Source records
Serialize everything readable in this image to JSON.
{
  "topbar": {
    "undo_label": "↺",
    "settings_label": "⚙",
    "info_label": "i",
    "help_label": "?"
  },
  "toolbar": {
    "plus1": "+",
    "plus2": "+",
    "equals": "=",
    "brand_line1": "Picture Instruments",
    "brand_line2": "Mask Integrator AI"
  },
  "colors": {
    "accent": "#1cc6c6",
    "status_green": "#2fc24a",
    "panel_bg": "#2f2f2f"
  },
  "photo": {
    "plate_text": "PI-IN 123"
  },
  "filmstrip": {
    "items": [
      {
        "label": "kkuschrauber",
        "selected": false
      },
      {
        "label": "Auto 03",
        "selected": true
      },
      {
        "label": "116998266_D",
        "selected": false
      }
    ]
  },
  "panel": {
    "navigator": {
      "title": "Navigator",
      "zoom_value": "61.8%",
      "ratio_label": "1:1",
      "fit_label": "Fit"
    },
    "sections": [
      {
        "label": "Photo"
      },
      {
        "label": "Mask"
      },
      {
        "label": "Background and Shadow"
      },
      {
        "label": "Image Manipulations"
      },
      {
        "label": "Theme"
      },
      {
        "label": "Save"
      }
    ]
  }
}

[Work to do]
Exactly reproduce every record.

[Written response]
Serialize everything readable in this image to JSON.
{
  "topbar": {
    "undo_label": "↺",
    "settings_label": "⚙",
    "info_label": "i",
    "help_label": "?"
  },
  "toolbar": {
    "plus1": "+",
    "plus2": "+",
    "equals": "=",
    "brand_line1": "Picture Instruments",
    "brand_line2": "Mask Integrator AI"
  },
  "colors": {
    "accent": "#1cc6c6",
    "status_green": "#2fc24a",
    "panel_bg": "#2f2f2f"
  },
  "photo": {
    "plate_text": "PI-IN 123"
  },
  "filmstrip": {
    "items": [
      {
        "label": "kkuschrauber",
        "selected": false
      },
      {
        "label": "Auto 03",
        "selected": true
      },
      {
        "label": "116998266_D",
        "selected": false
      }
    ]
  },
  "panel": {
    "navigator": {
      "title": "Navigator",
      "zoom_value": "61.8%",
      "ratio_label": "1:1",
      "fit_label": "Fit"
    },
    "sections": [
      {
        "label": "Photo"
      },
      {
        "label": "Mask"
      },
      {
        "label": "Background and Shadow"
      },
      {
        "label": "Image Manipulations"
      },
      {
        "label": "Theme"
      },
      {
        "label": "Save"
      }
    ]
  }
}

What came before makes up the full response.